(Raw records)
[BEGIN]

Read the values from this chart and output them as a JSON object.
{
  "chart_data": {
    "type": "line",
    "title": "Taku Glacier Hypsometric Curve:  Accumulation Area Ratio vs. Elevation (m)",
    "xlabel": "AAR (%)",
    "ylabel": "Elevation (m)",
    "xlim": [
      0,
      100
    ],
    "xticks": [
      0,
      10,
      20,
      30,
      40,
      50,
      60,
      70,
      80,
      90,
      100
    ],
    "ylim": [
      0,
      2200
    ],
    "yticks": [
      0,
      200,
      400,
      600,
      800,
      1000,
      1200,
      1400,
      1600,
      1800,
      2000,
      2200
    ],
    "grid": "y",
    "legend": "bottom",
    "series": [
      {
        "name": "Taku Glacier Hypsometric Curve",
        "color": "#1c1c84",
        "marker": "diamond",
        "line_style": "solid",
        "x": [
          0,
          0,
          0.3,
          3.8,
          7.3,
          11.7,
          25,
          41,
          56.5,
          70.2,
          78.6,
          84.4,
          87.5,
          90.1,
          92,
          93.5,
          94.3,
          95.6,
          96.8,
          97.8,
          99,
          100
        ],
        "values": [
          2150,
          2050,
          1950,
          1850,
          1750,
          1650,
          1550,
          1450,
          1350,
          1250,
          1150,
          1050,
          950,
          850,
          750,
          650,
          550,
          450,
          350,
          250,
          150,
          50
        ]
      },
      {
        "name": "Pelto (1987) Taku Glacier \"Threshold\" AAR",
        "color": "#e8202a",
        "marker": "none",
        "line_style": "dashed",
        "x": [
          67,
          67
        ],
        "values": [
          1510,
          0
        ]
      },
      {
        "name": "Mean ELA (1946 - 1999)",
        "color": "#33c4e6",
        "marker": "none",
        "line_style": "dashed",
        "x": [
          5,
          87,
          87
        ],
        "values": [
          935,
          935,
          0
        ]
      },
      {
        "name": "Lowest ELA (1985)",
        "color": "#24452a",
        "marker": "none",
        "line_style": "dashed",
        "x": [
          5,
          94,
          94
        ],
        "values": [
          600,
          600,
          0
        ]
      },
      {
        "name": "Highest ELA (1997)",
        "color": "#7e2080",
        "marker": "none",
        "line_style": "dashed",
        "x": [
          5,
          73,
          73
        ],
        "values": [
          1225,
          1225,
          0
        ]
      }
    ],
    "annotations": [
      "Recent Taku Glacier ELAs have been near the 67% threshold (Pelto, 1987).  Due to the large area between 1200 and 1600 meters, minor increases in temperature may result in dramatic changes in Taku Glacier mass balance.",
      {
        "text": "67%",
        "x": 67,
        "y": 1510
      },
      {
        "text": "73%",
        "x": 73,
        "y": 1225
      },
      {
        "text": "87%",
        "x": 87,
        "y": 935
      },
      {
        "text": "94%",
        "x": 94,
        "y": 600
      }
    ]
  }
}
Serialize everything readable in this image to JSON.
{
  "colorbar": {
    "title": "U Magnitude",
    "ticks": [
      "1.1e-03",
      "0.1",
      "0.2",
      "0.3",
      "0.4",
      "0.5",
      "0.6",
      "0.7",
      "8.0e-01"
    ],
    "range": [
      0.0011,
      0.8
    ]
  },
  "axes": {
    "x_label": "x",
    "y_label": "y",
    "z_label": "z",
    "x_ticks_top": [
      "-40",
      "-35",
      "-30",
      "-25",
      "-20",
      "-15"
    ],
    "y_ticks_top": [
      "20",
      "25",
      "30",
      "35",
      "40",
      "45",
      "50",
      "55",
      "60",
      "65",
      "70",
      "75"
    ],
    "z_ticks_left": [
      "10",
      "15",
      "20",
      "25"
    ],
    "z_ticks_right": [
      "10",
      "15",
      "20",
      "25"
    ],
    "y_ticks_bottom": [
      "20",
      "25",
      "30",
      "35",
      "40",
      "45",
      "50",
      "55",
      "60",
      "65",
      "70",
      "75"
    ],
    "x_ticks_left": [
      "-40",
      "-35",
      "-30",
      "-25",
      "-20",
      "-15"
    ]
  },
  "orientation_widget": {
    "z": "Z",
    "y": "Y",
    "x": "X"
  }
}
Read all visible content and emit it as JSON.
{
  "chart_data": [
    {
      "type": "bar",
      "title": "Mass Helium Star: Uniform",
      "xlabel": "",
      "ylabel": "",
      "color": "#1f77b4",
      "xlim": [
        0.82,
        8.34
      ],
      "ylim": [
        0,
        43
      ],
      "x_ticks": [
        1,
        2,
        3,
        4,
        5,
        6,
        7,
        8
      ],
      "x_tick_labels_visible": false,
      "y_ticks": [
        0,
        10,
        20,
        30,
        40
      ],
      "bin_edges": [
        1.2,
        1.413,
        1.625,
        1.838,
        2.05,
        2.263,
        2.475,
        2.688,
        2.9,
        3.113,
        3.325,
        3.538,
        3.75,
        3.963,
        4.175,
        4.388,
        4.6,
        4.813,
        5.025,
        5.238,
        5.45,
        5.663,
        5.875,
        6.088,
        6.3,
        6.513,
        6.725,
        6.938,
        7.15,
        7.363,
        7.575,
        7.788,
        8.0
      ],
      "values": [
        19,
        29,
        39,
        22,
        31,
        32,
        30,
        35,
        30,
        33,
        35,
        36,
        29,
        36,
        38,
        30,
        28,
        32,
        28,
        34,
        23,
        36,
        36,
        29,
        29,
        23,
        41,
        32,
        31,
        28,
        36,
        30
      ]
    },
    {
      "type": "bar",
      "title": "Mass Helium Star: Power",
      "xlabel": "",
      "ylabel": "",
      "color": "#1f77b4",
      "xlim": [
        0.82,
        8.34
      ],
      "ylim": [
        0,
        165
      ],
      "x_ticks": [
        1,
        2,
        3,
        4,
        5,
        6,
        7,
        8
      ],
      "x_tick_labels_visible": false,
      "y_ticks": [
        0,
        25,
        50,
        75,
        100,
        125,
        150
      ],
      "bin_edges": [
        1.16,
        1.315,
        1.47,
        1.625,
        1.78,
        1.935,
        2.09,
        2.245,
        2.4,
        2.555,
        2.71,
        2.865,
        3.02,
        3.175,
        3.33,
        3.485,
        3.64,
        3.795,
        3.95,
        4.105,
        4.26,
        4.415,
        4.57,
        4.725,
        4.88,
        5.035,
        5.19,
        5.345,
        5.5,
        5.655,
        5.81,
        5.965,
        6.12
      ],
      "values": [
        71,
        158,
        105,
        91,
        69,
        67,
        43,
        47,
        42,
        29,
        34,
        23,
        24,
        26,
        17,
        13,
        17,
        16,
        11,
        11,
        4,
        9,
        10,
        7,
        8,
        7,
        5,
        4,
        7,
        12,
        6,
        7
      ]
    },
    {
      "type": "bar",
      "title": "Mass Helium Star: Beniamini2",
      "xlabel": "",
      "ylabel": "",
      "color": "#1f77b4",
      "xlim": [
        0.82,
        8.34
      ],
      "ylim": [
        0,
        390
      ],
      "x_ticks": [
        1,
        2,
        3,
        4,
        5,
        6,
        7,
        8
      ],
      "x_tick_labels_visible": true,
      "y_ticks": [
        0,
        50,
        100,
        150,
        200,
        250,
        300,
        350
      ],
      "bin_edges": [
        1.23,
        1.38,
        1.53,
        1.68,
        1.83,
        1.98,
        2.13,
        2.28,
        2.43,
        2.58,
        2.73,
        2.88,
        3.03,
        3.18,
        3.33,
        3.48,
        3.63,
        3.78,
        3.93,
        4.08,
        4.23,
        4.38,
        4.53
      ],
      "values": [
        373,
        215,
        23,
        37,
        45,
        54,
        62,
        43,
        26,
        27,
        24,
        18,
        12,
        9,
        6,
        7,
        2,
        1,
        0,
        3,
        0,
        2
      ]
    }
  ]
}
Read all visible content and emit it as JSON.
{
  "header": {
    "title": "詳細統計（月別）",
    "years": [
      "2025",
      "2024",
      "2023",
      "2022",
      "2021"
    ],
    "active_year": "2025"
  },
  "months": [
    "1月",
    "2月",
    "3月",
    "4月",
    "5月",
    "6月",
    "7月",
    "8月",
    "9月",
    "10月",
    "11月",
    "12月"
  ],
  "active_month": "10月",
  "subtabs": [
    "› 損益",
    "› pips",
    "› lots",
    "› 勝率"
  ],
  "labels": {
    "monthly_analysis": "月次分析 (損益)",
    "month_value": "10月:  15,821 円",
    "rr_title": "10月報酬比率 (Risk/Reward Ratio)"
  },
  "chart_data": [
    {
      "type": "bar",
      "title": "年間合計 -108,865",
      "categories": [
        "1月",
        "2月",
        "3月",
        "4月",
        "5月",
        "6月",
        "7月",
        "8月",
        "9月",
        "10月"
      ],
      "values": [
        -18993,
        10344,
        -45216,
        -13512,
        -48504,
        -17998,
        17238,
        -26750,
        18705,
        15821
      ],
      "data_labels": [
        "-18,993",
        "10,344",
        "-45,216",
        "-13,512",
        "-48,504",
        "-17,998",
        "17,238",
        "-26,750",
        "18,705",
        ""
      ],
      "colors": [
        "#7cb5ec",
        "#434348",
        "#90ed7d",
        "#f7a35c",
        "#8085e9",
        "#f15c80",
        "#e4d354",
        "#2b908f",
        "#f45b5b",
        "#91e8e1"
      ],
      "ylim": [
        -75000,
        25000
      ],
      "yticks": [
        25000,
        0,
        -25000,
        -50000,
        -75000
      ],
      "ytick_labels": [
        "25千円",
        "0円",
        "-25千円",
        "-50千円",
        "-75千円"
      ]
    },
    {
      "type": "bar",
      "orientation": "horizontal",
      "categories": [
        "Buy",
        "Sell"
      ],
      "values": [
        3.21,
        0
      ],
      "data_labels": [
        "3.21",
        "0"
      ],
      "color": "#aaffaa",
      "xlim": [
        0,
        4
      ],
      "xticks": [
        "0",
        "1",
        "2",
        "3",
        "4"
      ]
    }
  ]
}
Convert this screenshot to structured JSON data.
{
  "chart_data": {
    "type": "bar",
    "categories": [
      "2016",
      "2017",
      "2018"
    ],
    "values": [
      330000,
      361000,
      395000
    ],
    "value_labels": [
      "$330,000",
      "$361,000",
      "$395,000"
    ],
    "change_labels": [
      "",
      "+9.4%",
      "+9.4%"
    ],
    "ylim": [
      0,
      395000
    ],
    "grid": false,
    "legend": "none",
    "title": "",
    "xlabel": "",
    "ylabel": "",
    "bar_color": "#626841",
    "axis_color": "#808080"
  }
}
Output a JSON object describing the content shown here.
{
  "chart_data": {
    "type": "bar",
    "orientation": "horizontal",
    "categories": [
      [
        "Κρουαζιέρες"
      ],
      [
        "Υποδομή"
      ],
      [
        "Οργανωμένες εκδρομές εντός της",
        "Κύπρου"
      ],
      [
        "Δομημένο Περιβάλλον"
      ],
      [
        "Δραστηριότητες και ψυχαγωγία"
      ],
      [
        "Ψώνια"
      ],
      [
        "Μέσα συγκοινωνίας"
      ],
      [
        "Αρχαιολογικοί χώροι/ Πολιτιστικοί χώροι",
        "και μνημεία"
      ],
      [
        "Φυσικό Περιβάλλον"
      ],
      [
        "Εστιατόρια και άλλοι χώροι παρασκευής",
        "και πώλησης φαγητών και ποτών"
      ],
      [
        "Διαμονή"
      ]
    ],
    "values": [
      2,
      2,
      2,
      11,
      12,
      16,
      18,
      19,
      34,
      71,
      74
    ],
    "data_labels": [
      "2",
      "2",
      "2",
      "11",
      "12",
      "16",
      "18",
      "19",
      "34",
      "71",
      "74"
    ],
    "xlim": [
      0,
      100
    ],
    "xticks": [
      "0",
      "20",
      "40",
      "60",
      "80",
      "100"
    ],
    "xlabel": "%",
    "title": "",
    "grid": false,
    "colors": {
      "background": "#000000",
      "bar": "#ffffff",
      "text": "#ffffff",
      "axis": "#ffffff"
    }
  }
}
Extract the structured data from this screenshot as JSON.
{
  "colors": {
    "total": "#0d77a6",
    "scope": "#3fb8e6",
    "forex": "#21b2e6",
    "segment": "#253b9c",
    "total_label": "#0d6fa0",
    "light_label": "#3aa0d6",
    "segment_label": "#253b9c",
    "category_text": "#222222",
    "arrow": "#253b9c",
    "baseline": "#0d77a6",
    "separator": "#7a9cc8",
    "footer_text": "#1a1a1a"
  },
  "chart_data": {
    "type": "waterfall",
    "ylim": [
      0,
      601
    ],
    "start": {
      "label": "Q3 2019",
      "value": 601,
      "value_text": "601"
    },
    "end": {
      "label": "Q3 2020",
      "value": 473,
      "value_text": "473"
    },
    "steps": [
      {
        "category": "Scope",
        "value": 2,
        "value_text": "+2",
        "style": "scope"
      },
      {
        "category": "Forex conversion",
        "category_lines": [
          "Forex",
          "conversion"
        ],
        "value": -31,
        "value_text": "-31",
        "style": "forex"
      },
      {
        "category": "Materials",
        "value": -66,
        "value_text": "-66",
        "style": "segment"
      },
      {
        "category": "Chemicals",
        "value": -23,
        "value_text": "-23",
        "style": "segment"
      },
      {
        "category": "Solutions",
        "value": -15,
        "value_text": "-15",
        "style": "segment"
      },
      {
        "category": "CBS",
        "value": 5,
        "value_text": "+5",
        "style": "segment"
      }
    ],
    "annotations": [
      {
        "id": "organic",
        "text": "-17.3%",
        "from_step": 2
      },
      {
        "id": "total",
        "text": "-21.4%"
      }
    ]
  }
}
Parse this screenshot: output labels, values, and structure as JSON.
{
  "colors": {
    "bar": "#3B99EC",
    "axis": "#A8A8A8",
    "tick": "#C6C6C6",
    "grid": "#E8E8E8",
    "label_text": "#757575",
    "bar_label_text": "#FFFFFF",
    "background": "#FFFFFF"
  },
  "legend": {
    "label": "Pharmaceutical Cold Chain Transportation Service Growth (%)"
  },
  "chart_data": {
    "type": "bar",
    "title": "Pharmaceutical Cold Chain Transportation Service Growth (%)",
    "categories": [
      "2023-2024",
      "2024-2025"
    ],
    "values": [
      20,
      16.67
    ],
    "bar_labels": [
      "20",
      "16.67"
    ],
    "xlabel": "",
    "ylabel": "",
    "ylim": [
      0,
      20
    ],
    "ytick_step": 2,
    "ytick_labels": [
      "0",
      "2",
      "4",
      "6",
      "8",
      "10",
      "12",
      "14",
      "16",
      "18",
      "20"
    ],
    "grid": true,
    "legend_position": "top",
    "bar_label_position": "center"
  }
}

[END]

Say how many lines in the records contain the string "conversion", and say nothing else.

* COMPLETED EXERCISE:
2